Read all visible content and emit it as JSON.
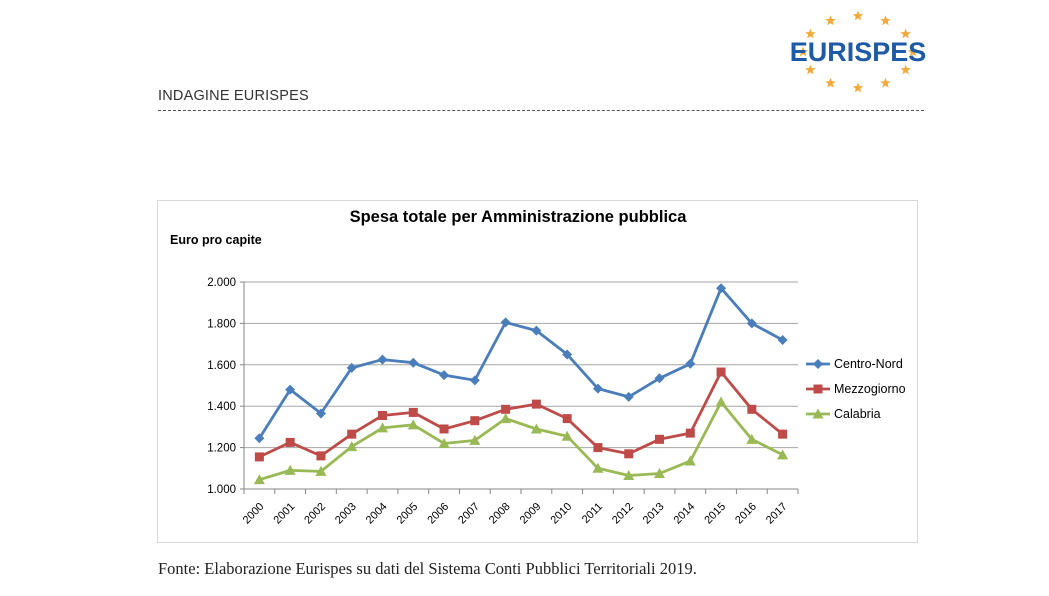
{
  "header": {
    "logo_text": "EURISPES",
    "title": "INDAGINE EURISPES"
  },
  "source_note": "Fonte: Elaborazione Eurispes su dati del Sistema Conti Pubblici Territoriali 2019.",
  "colors": {
    "logo_text": "#1f5aa6",
    "logo_stars": "#f3a93a",
    "Centro-Nord": "#4a7ebb",
    "Mezzogiorno": "#be4b48",
    "Calabria": "#98b954",
    "grid": "#a6a6a6"
  },
  "chart_data": {
    "type": "line",
    "title": "Spesa totale per Amministrazione pubblica",
    "ylabel": "Euro pro capite",
    "xlabel": "",
    "x": [
      "2000",
      "2001",
      "2002",
      "2003",
      "2004",
      "2005",
      "2006",
      "2007",
      "2008",
      "2009",
      "2010",
      "2011",
      "2012",
      "2013",
      "2014",
      "2015",
      "2016",
      "2017"
    ],
    "ylim": [
      1000,
      2000
    ],
    "yticks": [
      1000,
      1200,
      1400,
      1600,
      1800,
      2000
    ],
    "ytick_labels": [
      "1.000",
      "1.200",
      "1.400",
      "1.600",
      "1.800",
      "2.000"
    ],
    "grid": true,
    "legend_position": "right",
    "series": [
      {
        "name": "Centro-Nord",
        "marker": "diamond",
        "values": [
          1245,
          1480,
          1365,
          1585,
          1625,
          1610,
          1550,
          1525,
          1805,
          1765,
          1650,
          1485,
          1445,
          1535,
          1605,
          1970,
          1800,
          1720
        ]
      },
      {
        "name": "Mezzogiorno",
        "marker": "square",
        "values": [
          1155,
          1225,
          1160,
          1265,
          1355,
          1370,
          1290,
          1330,
          1385,
          1410,
          1340,
          1200,
          1170,
          1240,
          1270,
          1565,
          1385,
          1265
        ]
      },
      {
        "name": "Calabria",
        "marker": "triangle",
        "values": [
          1045,
          1090,
          1085,
          1205,
          1295,
          1310,
          1220,
          1235,
          1340,
          1290,
          1255,
          1100,
          1065,
          1075,
          1135,
          1420,
          1240,
          1165
        ]
      }
    ]
  }
}
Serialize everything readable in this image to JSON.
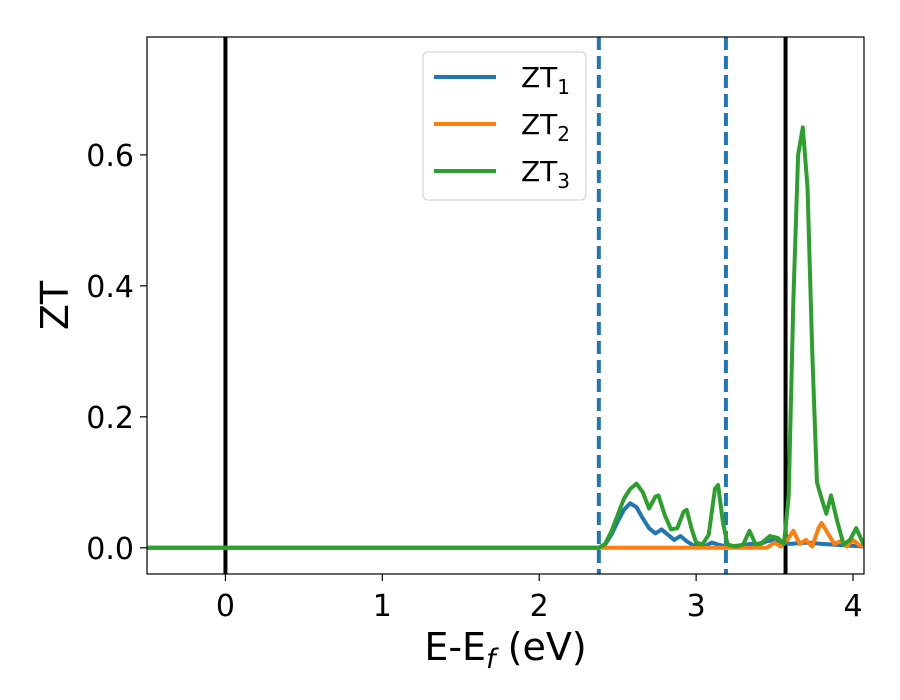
{
  "chart_data": {
    "type": "line",
    "xlabel": "E-E",
    "xlabel_sub": "f",
    "xlabel_unit": " (eV)",
    "ylabel": "ZT",
    "xlim": [
      -0.5,
      4.07
    ],
    "ylim": [
      -0.04,
      0.78
    ],
    "xticks": [
      0,
      1,
      2,
      3,
      4
    ],
    "xtick_labels": [
      "0",
      "1",
      "2",
      "3",
      "4"
    ],
    "yticks": [
      0.0,
      0.2,
      0.4,
      0.6
    ],
    "ytick_labels": [
      "0.0",
      "0.2",
      "0.4",
      "0.6"
    ],
    "legend_position": "upper-center",
    "grid": false,
    "vertical_lines": [
      {
        "x": 0.0,
        "style": "solid",
        "color": "#000000"
      },
      {
        "x": 3.57,
        "style": "solid",
        "color": "#000000"
      },
      {
        "x": 2.38,
        "style": "dashed",
        "color": "#1f77b4"
      },
      {
        "x": 3.19,
        "style": "dashed",
        "color": "#1f77b4"
      }
    ],
    "series": [
      {
        "name": "ZT",
        "name_sub": "1",
        "color": "#1f77b4",
        "x": [
          -0.5,
          2.38,
          2.42,
          2.46,
          2.5,
          2.54,
          2.58,
          2.62,
          2.66,
          2.7,
          2.74,
          2.78,
          2.82,
          2.86,
          2.9,
          2.94,
          2.98,
          3.02,
          3.06,
          3.1,
          3.14,
          3.19,
          3.25,
          3.3,
          3.35,
          3.4,
          3.45,
          3.5,
          3.55,
          3.6,
          3.7,
          3.8,
          4.07
        ],
        "y": [
          0,
          0,
          0.005,
          0.02,
          0.04,
          0.058,
          0.068,
          0.062,
          0.045,
          0.03,
          0.022,
          0.028,
          0.02,
          0.012,
          0.018,
          0.01,
          0.004,
          0.002,
          0.003,
          0.008,
          0.005,
          0.002,
          0.003,
          0.004,
          0.006,
          0.005,
          0.01,
          0.012,
          0.008,
          0.006,
          0.008,
          0.006,
          0.002
        ]
      },
      {
        "name": "ZT",
        "name_sub": "2",
        "color": "#ff7f0e",
        "x": [
          -0.5,
          3.45,
          3.5,
          3.54,
          3.58,
          3.62,
          3.66,
          3.7,
          3.74,
          3.78,
          3.8,
          3.84,
          3.88,
          3.92,
          3.96,
          4.0,
          4.04,
          4.07
        ],
        "y": [
          0,
          0,
          0.008,
          0.002,
          0.012,
          0.026,
          0.006,
          0.012,
          0.002,
          0.03,
          0.038,
          0.022,
          0.006,
          0.01,
          0.002,
          0.012,
          0.004,
          0.002
        ]
      },
      {
        "name": "ZT",
        "name_sub": "3",
        "color": "#2ca02c",
        "x": [
          -0.5,
          2.38,
          2.42,
          2.46,
          2.5,
          2.54,
          2.58,
          2.62,
          2.66,
          2.7,
          2.74,
          2.76,
          2.8,
          2.84,
          2.88,
          2.92,
          2.94,
          2.97,
          3.0,
          3.04,
          3.08,
          3.12,
          3.14,
          3.17,
          3.2,
          3.25,
          3.3,
          3.34,
          3.38,
          3.42,
          3.47,
          3.52,
          3.56,
          3.59,
          3.62,
          3.65,
          3.68,
          3.71,
          3.74,
          3.77,
          3.8,
          3.83,
          3.86,
          3.9,
          3.94,
          3.98,
          4.02,
          4.07
        ],
        "y": [
          0,
          0,
          0.006,
          0.025,
          0.05,
          0.075,
          0.09,
          0.098,
          0.085,
          0.06,
          0.078,
          0.08,
          0.05,
          0.028,
          0.03,
          0.055,
          0.058,
          0.03,
          0.008,
          0.005,
          0.02,
          0.09,
          0.096,
          0.04,
          0.005,
          0.002,
          0.005,
          0.026,
          0.005,
          0.008,
          0.018,
          0.015,
          0.006,
          0.08,
          0.38,
          0.6,
          0.642,
          0.55,
          0.3,
          0.1,
          0.075,
          0.052,
          0.08,
          0.04,
          0.005,
          0.012,
          0.03,
          0.004
        ]
      }
    ]
  }
}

---

Reproduce the full listing faithfully, but do not carry over any pictures.

Read all visible content and emit it as JSON.
{
  "header": {
    "logo_text": "EURISPES",
    "title": "INDAGINE EURISPES"
  },
  "source_note": "Fonte: Elaborazione Eurispes su dati del Sistema Conti Pubblici Territoriali 2019.",
  "colors": {
    "logo_text": "#1f5aa6",
    "logo_stars": "#f3a93a",
    "Centro-Nord": "#4a7ebb",
    "Mezzogiorno": "#be4b48",
    "Calabria": "#98b954",
    "grid": "#a6a6a6"
  },
  "chart_data": {
    "type": "line",
    "title": "Spesa totale per Amministrazione pubblica",
    "ylabel": "Euro pro capite",
    "xlabel": "",
    "x": [
      "2000",
      "2001",
      "2002",
      "2003",
      "2004",
      "2005",
      "2006",
      "2007",
      "2008",
      "2009",
      "2010",
      "2011",
      "2012",
      "2013",
      "2014",
      "2015",
      "2016",
      "2017"
    ],
    "ylim": [
      1000,
      2000
    ],
    "yticks": [
      1000,
      1200,
      1400,
      1600,
      1800,
      2000
    ],
    "ytick_labels": [
      "1.000",
      "1.200",
      "1.400",
      "1.600",
      "1.800",
      "2.000"
    ],
    "grid": true,
    "legend_position": "right",
    "series": [
      {
        "name": "Centro-Nord",
        "marker": "diamond",
        "values": [
          1245,
          1480,
          1365,
          1585,
          1625,
          1610,
          1550,
          1525,
          1805,
          1765,
          1650,
          1485,
          1445,
          1535,
          1605,
          1970,
          1800,
          1720
        ]
      },
      {
        "name": "Mezzogiorno",
        "marker": "square",
        "values": [
          1155,
          1225,
          1160,
          1265,
          1355,
          1370,
          1290,
          1330,
          1385,
          1410,
          1340,
          1200,
          1170,
          1240,
          1270,
          1565,
          1385,
          1265
        ]
      },
      {
        "name": "Calabria",
        "marker": "triangle",
        "values": [
          1045,
          1090,
          1085,
          1205,
          1295,
          1310,
          1220,
          1235,
          1340,
          1290,
          1255,
          1100,
          1065,
          1075,
          1135,
          1420,
          1240,
          1165
        ]
      }
    ]
  }
}
Serialize everything readable in this image to JSON.
{
  "chart_data": {
    "type": "line",
    "xlabel": "E-E",
    "xlabel_sub": "f",
    "xlabel_unit": " (eV)",
    "ylabel": "ZT",
    "xlim": [
      -0.5,
      4.07
    ],
    "ylim": [
      -0.04,
      0.78
    ],
    "xticks": [
      0,
      1,
      2,
      3,
      4
    ],
    "xtick_labels": [
      "0",
      "1",
      "2",
      "3",
      "4"
    ],
    "yticks": [
      0.0,
      0.2,
      0.4,
      0.6
    ],
    "ytick_labels": [
      "0.0",
      "0.2",
      "0.4",
      "0.6"
    ],
    "legend_position": "upper-center",
    "grid": false,
    "vertical_lines": [
      {
        "x": 0.0,
        "style": "solid",
        "color": "#000000"
      },
      {
        "x": 3.57,
        "style": "solid",
        "color": "#000000"
      },
      {
        "x": 2.38,
        "style": "dashed",
        "color": "#1f77b4"
      },
      {
        "x": 3.19,
        "style": "dashed",
        "color": "#1f77b4"
      }
    ],
    "series": [
      {
        "name": "ZT",
        "name_sub": "1",
        "color": "#1f77b4",
        "x": [
          -0.5,
          2.38,
          2.42,
          2.46,
          2.5,
          2.54,
          2.58,
          2.62,
          2.66,
          2.7,
          2.74,
          2.78,
          2.82,
          2.86,
          2.9,
          2.94,
          2.98,
          3.02,
          3.06,
          3.1,
          3.14,
          3.19,
          3.25,
          3.3,
          3.35,
          3.4,
          3.45,
          3.5,
          3.55,
          3.6,
          3.7,
          3.8,
          4.07
        ],
        "y": [
          0,
          0,
          0.005,
          0.02,
          0.04,
          0.058,
          0.068,
          0.062,
          0.045,
          0.03,
          0.022,
          0.028,
          0.02,
          0.012,
          0.018,
          0.01,
          0.004,
          0.002,
          0.003,
          0.008,
          0.005,
          0.002,
          0.003,
          0.004,
          0.006,
          0.005,
          0.01,
          0.012,
          0.008,
          0.006,
          0.008,
          0.006,
          0.002
        ]
      },
      {
        "name": "ZT",
        "name_sub": "2",
        "color": "#ff7f0e",
        "x": [
          -0.5,
          3.45,
          3.5,
          3.54,
          3.58,
          3.62,
          3.66,
          3.7,
          3.74,
          3.78,
          3.8,
          3.84,
          3.88,
          3.92,
          3.96,
          4.0,
          4.04,
          4.07
        ],
        "y": [
          0,
          0,
          0.008,
          0.002,
          0.012,
          0.026,
          0.006,
          0.012,
          0.002,
          0.03,
          0.038,
          0.022,
          0.006,
          0.01,
          0.002,
          0.012,
          0.004,
          0.002
        ]
      },
      {
        "name": "ZT",
        "name_sub": "3",
        "color": "#2ca02c",
        "x": [
          -0.5,
          2.38,
          2.42,
          2.46,
          2.5,
          2.54,
          2.58,
          2.62,
          2.66,
          2.7,
          2.74,
          2.76,
          2.8,
          2.84,
          2.88,
          2.92,
          2.94,
          2.97,
          3.0,
          3.04,
          3.08,
          3.12,
          3.14,
          3.17,
          3.2,
          3.25,
          3.3,
          3.34,
          3.38,
          3.42,
          3.47,
          3.52,
          3.56,
          3.59,
          3.62,
          3.65,
          3.68,
          3.71,
          3.74,
          3.77,
          3.8,
          3.83,
          3.86,
          3.9,
          3.94,
          3.98,
          4.02,
          4.07
        ],
        "y": [
          0,
          0,
          0.006,
          0.025,
          0.05,
          0.075,
          0.09,
          0.098,
          0.085,
          0.06,
          0.078,
          0.08,
          0.05,
          0.028,
          0.03,
          0.055,
          0.058,
          0.03,
          0.008,
          0.005,
          0.02,
          0.09,
          0.096,
          0.04,
          0.005,
          0.002,
          0.005,
          0.026,
          0.005,
          0.008,
          0.018,
          0.015,
          0.006,
          0.08,
          0.38,
          0.6,
          0.642,
          0.55,
          0.3,
          0.1,
          0.075,
          0.052,
          0.08,
          0.04,
          0.005,
          0.012,
          0.03,
          0.004
        ]
      }
    ]
  }
}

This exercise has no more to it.